▶ _DATASET RECORDS_
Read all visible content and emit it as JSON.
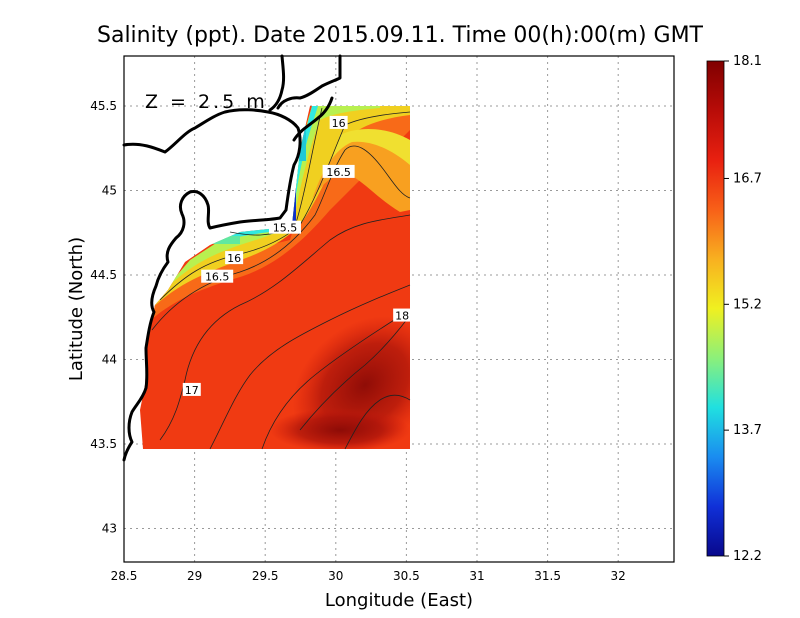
{
  "chart_data": {
    "type": "heatmap",
    "title": "Salinity (ppt). Date 2015.09.11. Time 00(h):00(m) GMT",
    "xlabel": "Longitude (East)",
    "ylabel": "Latitude (North)",
    "depth_label": "Z = 2.5 m",
    "xlim": [
      28.5,
      32.4
    ],
    "ylim": [
      42.8,
      45.8
    ],
    "x_ticks": [
      28.5,
      29,
      29.5,
      30,
      30.5,
      31,
      31.5,
      32
    ],
    "x_tick_labels": [
      "28.5",
      "29",
      "29.5",
      "30",
      "30.5",
      "31",
      "31.5",
      "32"
    ],
    "y_ticks": [
      43,
      43.5,
      44,
      44.5,
      45,
      45.5
    ],
    "y_tick_labels": [
      "43",
      "43.5",
      "44",
      "44.5",
      "45",
      "45.5"
    ],
    "grid": true,
    "colorbar": {
      "min": 12.2,
      "max": 18.1,
      "tick_values": [
        12.2,
        13.7,
        15.2,
        16.7,
        18.1
      ],
      "tick_labels": [
        "12.2",
        "13.7",
        "15.2",
        "16.7",
        "18.1"
      ],
      "colors": [
        "#08088c",
        "#1030d8",
        "#1a8cf0",
        "#20e0e0",
        "#8cf07a",
        "#f0f020",
        "#f8b020",
        "#f86018",
        "#e82010",
        "#b80c08",
        "#800000"
      ]
    },
    "contour_labels": [
      {
        "value": "16",
        "lon": 30.02,
        "lat": 45.4
      },
      {
        "value": "16.5",
        "lon": 30.02,
        "lat": 45.11
      },
      {
        "value": "15.5",
        "lon": 29.64,
        "lat": 44.78
      },
      {
        "value": "16",
        "lon": 29.28,
        "lat": 44.6
      },
      {
        "value": "16.5",
        "lon": 29.16,
        "lat": 44.49
      },
      {
        "value": "18",
        "lon": 30.47,
        "lat": 44.26
      },
      {
        "value": "17",
        "lon": 28.98,
        "lat": 43.82
      }
    ]
  }
}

▶ _SET TASK_
Reproduce the data word for word, excluding its pictures.

▶ _FULL ANSWER_
Read all visible content and emit it as JSON.
{
  "chart_data": {
    "type": "heatmap",
    "title": "Salinity (ppt). Date 2015.09.11. Time 00(h):00(m) GMT",
    "xlabel": "Longitude (East)",
    "ylabel": "Latitude (North)",
    "depth_label": "Z = 2.5 m",
    "xlim": [
      28.5,
      32.4
    ],
    "ylim": [
      42.8,
      45.8
    ],
    "x_ticks": [
      28.5,
      29,
      29.5,
      30,
      30.5,
      31,
      31.5,
      32
    ],
    "x_tick_labels": [
      "28.5",
      "29",
      "29.5",
      "30",
      "30.5",
      "31",
      "31.5",
      "32"
    ],
    "y_ticks": [
      43,
      43.5,
      44,
      44.5,
      45,
      45.5
    ],
    "y_tick_labels": [
      "43",
      "43.5",
      "44",
      "44.5",
      "45",
      "45.5"
    ],
    "grid": true,
    "colorbar": {
      "min": 12.2,
      "max": 18.1,
      "tick_values": [
        12.2,
        13.7,
        15.2,
        16.7,
        18.1
      ],
      "tick_labels": [
        "12.2",
        "13.7",
        "15.2",
        "16.7",
        "18.1"
      ],
      "colors": [
        "#08088c",
        "#1030d8",
        "#1a8cf0",
        "#20e0e0",
        "#8cf07a",
        "#f0f020",
        "#f8b020",
        "#f86018",
        "#e82010",
        "#b80c08",
        "#800000"
      ]
    },
    "contour_labels": [
      {
        "value": "16",
        "lon": 30.02,
        "lat": 45.4
      },
      {
        "value": "16.5",
        "lon": 30.02,
        "lat": 45.11
      },
      {
        "value": "15.5",
        "lon": 29.64,
        "lat": 44.78
      },
      {
        "value": "16",
        "lon": 29.28,
        "lat": 44.6
      },
      {
        "value": "16.5",
        "lon": 29.16,
        "lat": 44.49
      },
      {
        "value": "18",
        "lon": 30.47,
        "lat": 44.26
      },
      {
        "value": "17",
        "lon": 28.98,
        "lat": 43.82
      }
    ]
  }
}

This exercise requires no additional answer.